_Task statement_
Report how many lines contain the word "sommes", with no other text.

_Stored data_

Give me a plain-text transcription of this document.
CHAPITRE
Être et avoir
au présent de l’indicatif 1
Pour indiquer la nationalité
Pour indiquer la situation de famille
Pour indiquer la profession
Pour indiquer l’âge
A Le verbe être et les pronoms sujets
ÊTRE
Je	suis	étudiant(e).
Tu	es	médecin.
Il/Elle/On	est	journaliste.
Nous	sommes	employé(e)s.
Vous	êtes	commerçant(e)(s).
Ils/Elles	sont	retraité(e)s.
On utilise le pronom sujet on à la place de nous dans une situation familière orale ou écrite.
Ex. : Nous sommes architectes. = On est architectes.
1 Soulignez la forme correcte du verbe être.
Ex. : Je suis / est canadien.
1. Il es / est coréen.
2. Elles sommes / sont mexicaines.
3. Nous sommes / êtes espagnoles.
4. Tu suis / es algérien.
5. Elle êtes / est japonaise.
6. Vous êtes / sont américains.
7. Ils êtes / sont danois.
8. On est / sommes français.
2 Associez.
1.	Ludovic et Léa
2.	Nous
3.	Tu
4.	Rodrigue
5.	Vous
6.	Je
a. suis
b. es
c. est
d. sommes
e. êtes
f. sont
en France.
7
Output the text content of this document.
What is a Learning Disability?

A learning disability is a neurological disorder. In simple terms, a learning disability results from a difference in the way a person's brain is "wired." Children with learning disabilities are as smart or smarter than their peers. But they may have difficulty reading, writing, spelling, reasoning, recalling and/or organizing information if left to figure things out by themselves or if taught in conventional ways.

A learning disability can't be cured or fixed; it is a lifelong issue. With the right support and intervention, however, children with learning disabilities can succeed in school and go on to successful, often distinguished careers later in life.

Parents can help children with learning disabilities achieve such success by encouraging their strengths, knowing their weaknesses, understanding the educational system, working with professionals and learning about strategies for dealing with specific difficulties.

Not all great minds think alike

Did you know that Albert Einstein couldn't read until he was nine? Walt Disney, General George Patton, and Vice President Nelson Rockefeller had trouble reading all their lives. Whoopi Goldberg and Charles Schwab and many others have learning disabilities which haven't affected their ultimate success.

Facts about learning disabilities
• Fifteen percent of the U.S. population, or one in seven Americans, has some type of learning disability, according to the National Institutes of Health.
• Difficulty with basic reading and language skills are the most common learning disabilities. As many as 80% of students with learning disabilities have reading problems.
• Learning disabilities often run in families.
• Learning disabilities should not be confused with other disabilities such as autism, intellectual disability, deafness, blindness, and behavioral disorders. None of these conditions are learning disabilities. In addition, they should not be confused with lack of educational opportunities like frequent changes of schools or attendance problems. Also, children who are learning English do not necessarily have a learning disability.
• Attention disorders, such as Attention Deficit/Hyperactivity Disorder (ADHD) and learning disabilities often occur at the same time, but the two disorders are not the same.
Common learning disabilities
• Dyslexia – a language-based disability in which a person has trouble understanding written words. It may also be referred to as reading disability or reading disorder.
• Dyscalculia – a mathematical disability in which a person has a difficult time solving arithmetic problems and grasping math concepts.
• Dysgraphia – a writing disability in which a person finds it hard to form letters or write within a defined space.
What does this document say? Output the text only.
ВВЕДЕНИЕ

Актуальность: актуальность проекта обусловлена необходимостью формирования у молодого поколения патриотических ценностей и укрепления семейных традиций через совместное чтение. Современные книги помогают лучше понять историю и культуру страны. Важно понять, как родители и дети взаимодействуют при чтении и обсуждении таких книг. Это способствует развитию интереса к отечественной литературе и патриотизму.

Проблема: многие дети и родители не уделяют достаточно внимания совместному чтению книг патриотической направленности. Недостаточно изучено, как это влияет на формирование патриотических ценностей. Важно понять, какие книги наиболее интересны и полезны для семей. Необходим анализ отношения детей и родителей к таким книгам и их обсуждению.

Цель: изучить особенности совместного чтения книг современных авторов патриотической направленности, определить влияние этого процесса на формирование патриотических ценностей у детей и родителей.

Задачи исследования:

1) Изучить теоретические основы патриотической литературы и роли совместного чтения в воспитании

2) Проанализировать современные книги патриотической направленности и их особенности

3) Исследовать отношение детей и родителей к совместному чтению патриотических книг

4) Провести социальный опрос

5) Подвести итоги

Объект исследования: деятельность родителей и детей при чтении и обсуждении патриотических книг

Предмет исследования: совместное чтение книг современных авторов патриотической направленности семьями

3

_Output below_
6